▸ **Exercise instructions**:
Output the records exactly. Include every line.

▸ **Record extracts**:
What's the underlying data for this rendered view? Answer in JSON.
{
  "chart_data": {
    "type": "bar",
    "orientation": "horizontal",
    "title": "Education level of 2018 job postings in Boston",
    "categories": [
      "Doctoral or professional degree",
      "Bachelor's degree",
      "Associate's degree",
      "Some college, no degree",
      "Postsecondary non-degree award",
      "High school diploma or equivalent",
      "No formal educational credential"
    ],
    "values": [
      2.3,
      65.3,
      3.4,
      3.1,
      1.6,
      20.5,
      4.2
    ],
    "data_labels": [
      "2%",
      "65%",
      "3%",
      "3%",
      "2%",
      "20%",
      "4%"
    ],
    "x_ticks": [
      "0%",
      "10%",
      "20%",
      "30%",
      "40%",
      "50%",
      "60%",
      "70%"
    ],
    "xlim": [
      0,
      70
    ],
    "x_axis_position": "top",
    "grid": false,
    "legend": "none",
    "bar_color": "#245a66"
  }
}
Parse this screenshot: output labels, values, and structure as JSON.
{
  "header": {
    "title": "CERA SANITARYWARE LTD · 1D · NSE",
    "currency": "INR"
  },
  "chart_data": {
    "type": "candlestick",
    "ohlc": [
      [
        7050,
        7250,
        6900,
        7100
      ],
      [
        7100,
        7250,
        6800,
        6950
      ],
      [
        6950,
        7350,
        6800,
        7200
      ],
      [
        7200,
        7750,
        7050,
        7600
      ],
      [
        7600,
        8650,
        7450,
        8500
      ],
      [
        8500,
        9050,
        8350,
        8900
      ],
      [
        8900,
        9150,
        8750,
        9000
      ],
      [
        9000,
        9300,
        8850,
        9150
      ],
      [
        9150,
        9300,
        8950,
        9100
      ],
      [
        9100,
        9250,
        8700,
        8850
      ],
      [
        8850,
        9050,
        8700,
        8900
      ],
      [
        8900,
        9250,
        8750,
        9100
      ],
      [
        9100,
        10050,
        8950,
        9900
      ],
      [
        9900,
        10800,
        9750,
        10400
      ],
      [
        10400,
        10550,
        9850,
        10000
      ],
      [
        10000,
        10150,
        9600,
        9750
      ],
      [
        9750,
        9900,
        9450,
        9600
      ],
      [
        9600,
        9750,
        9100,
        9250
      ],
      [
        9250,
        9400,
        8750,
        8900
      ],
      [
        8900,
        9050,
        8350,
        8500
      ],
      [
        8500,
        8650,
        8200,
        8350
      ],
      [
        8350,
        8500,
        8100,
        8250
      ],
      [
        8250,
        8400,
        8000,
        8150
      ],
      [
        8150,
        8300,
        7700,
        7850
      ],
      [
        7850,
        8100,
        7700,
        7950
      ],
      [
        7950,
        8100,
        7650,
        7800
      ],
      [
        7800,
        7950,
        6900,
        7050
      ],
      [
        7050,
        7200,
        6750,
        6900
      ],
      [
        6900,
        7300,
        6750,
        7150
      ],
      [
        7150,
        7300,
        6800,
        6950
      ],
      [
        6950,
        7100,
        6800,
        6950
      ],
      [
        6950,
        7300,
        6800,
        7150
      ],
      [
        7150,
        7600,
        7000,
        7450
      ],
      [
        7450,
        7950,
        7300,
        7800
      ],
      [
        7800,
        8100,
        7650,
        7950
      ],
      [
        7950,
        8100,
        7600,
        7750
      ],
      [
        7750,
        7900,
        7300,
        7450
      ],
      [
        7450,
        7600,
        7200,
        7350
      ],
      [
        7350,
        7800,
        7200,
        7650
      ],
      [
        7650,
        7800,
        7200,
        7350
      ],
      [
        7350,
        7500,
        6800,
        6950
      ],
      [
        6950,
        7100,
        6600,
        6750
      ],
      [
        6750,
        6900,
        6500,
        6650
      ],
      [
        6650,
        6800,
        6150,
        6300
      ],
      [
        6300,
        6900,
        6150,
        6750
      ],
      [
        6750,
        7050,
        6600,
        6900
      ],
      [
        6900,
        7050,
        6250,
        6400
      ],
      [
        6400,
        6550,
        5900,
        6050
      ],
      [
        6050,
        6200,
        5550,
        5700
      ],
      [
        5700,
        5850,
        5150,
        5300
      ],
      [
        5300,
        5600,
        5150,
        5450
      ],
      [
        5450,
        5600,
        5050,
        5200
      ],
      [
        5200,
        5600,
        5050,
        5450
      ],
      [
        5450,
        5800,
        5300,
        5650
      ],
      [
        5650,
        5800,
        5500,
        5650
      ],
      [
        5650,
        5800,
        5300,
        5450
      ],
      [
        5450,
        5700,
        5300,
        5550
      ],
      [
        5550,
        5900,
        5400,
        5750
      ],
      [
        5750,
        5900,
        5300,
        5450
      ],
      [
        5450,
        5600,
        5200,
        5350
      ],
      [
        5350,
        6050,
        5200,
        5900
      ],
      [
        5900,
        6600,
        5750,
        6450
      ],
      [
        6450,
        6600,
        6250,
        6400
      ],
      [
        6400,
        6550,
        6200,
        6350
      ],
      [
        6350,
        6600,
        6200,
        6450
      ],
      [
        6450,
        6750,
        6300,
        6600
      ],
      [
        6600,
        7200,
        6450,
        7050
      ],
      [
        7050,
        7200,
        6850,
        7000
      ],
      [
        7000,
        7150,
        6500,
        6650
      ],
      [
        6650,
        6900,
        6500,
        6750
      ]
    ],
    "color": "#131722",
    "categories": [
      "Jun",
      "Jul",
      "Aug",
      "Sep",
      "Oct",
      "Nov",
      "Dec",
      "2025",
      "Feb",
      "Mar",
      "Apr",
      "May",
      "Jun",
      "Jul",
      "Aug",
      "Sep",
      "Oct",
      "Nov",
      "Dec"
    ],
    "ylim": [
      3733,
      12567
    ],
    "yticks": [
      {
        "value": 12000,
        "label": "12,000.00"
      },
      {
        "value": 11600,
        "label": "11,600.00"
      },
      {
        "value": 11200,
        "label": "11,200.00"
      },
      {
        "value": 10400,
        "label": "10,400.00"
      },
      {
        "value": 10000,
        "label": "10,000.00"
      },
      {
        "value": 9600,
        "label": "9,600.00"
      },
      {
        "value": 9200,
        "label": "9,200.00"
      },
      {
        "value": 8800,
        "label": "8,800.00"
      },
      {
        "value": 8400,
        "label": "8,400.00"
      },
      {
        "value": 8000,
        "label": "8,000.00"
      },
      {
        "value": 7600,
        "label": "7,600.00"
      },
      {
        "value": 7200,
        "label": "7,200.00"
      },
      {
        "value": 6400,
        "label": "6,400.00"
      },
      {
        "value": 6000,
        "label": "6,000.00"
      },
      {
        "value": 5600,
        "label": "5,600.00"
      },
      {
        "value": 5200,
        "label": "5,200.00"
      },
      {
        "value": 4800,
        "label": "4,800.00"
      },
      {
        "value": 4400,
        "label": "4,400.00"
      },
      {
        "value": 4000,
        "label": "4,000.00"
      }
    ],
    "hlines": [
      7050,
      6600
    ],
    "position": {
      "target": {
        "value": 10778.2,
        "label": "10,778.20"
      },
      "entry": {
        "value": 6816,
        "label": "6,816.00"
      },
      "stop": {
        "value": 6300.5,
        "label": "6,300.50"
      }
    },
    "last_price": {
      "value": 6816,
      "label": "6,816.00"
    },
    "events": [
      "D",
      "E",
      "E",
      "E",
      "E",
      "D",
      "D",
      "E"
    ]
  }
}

▸ **Correct result**:
What's the underlying data for this rendered view? Answer in JSON.
{
  "chart_data": {
    "type": "bar",
    "orientation": "horizontal",
    "title": "Education level of 2018 job postings in Boston",
    "categories": [
      "Doctoral or professional degree",
      "Bachelor's degree",
      "Associate's degree",
      "Some college, no degree",
      "Postsecondary non-degree award",
      "High school diploma or equivalent",
      "No formal educational credential"
    ],
    "values": [
      2.3,
      65.3,
      3.4,
      3.1,
      1.6,
      20.5,
      4.2
    ],
    "data_labels": [
      "2%",
      "65%",
      "3%",
      "3%",
      "2%",
      "20%",
      "4%"
    ],
    "x_ticks": [
      "0%",
      "10%",
      "20%",
      "30%",
      "40%",
      "50%",
      "60%",
      "70%"
    ],
    "xlim": [
      0,
      70
    ],
    "x_axis_position": "top",
    "grid": false,
    "legend": "none",
    "bar_color": "#245a66"
  }
}
Parse this screenshot: output labels, values, and structure as JSON.
{
  "header": {
    "title": "CERA SANITARYWARE LTD · 1D · NSE",
    "currency": "INR"
  },
  "chart_data": {
    "type": "candlestick",
    "ohlc": [
      [
        7050,
        7250,
        6900,
        7100
      ],
      [
        7100,
        7250,
        6800,
        6950
      ],
      [
        6950,
        7350,
        6800,
        7200
      ],
      [
        7200,
        7750,
        7050,
        7600
      ],
      [
        7600,
        8650,
        7450,
        8500
      ],
      [
        8500,
        9050,
        8350,
        8900
      ],
      [
        8900,
        9150,
        8750,
        9000
      ],
      [
        9000,
        9300,
        8850,
        9150
      ],
      [
        9150,
        9300,
        8950,
        9100
      ],
      [
        9100,
        9250,
        8700,
        8850
      ],
      [
        8850,
        9050,
        8700,
        8900
      ],
      [
        8900,
        9250,
        8750,
        9100
      ],
      [
        9100,
        10050,
        8950,
        9900
      ],
      [
        9900,
        10800,
        9750,
        10400
      ],
      [
        10400,
        10550,
        9850,
        10000
      ],
      [
        10000,
        10150,
        9600,
        9750
      ],
      [
        9750,
        9900,
        9450,
        9600
      ],
      [
        9600,
        9750,
        9100,
        9250
      ],
      [
        9250,
        9400,
        8750,
        8900
      ],
      [
        8900,
        9050,
        8350,
        8500
      ],
      [
        8500,
        8650,
        8200,
        8350
      ],
      [
        8350,
        8500,
        8100,
        8250
      ],
      [
        8250,
        8400,
        8000,
        8150
      ],
      [
        8150,
        8300,
        7700,
        7850
      ],
      [
        7850,
        8100,
        7700,
        7950
      ],
      [
        7950,
        8100,
        7650,
        7800
      ],
      [
        7800,
        7950,
        6900,
        7050
      ],
      [
        7050,
        7200,
        6750,
        6900
      ],
      [
        6900,
        7300,
        6750,
        7150
      ],
      [
        7150,
        7300,
        6800,
        6950
      ],
      [
        6950,
        7100,
        6800,
        6950
      ],
      [
        6950,
        7300,
        6800,
        7150
      ],
      [
        7150,
        7600,
        7000,
        7450
      ],
      [
        7450,
        7950,
        7300,
        7800
      ],
      [
        7800,
        8100,
        7650,
        7950
      ],
      [
        7950,
        8100,
        7600,
        7750
      ],
      [
        7750,
        7900,
        7300,
        7450
      ],
      [
        7450,
        7600,
        7200,
        7350
      ],
      [
        7350,
        7800,
        7200,
        7650
      ],
      [
        7650,
        7800,
        7200,
        7350
      ],
      [
        7350,
        7500,
        6800,
        6950
      ],
      [
        6950,
        7100,
        6600,
        6750
      ],
      [
        6750,
        6900,
        6500,
        6650
      ],
      [
        6650,
        6800,
        6150,
        6300
      ],
      [
        6300,
        6900,
        6150,
        6750
      ],
      [
        6750,
        7050,
        6600,
        6900
      ],
      [
        6900,
        7050,
        6250,
        6400
      ],
      [
        6400,
        6550,
        5900,
        6050
      ],
      [
        6050,
        6200,
        5550,
        5700
      ],
      [
        5700,
        5850,
        5150,
        5300
      ],
      [
        5300,
        5600,
        5150,
        5450
      ],
      [
        5450,
        5600,
        5050,
        5200
      ],
      [
        5200,
        5600,
        5050,
        5450
      ],
      [
        5450,
        5800,
        5300,
        5650
      ],
      [
        5650,
        5800,
        5500,
        5650
      ],
      [
        5650,
        5800,
        5300,
        5450
      ],
      [
        5450,
        5700,
        5300,
        5550
      ],
      [
        5550,
        5900,
        5400,
        5750
      ],
      [
        5750,
        5900,
        5300,
        5450
      ],
      [
        5450,
        5600,
        5200,
        5350
      ],
      [
        5350,
        6050,
        5200,
        5900
      ],
      [
        5900,
        6600,
        5750,
        6450
      ],
      [
        6450,
        6600,
        6250,
        6400
      ],
      [
        6400,
        6550,
        6200,
        6350
      ],
      [
        6350,
        6600,
        6200,
        6450
      ],
      [
        6450,
        6750,
        6300,
        6600
      ],
      [
        6600,
        7200,
        6450,
        7050
      ],
      [
        7050,
        7200,
        6850,
        7000
      ],
      [
        7000,
        7150,
        6500,
        6650
      ],
      [
        6650,
        6900,
        6500,
        6750
      ]
    ],
    "color": "#131722",
    "categories": [
      "Jun",
      "Jul",
      "Aug",
      "Sep",
      "Oct",
      "Nov",
      "Dec",
      "2025",
      "Feb",
      "Mar",
      "Apr",
      "May",
      "Jun",
      "Jul",
      "Aug",
      "Sep",
      "Oct",
      "Nov",
      "Dec"
    ],
    "ylim": [
      3733,
      12567
    ],
    "yticks": [
      {
        "value": 12000,
        "label": "12,000.00"
      },
      {
        "value": 11600,
        "label": "11,600.00"
      },
      {
        "value": 11200,
        "label": "11,200.00"
      },
      {
        "value": 10400,
        "label": "10,400.00"
      },
      {
        "value": 10000,
        "label": "10,000.00"
      },
      {
        "value": 9600,
        "label": "9,600.00"
      },
      {
        "value": 9200,
        "label": "9,200.00"
      },
      {
        "value": 8800,
        "label": "8,800.00"
      },
      {
        "value": 8400,
        "label": "8,400.00"
      },
      {
        "value": 8000,
        "label": "8,000.00"
      },
      {
        "value": 7600,
        "label": "7,600.00"
      },
      {
        "value": 7200,
        "label": "7,200.00"
      },
      {
        "value": 6400,
        "label": "6,400.00"
      },
      {
        "value": 6000,
        "label": "6,000.00"
      },
      {
        "value": 5600,
        "label": "5,600.00"
      },
      {
        "value": 5200,
        "label": "5,200.00"
      },
      {
        "value": 4800,
        "label": "4,800.00"
      },
      {
        "value": 4400,
        "label": "4,400.00"
      },
      {
        "value": 4000,
        "label": "4,000.00"
      }
    ],
    "hlines": [
      7050,
      6600
    ],
    "position": {
      "target": {
        "value": 10778.2,
        "label": "10,778.20"
      },
      "entry": {
        "value": 6816,
        "label": "6,816.00"
      },
      "stop": {
        "value": 6300.5,
        "label": "6,300.50"
      }
    },
    "last_price": {
      "value": 6816,
      "label": "6,816.00"
    },
    "events": [
      "D",
      "E",
      "E",
      "E",
      "E",
      "D",
      "D",
      "E"
    ]
  }
}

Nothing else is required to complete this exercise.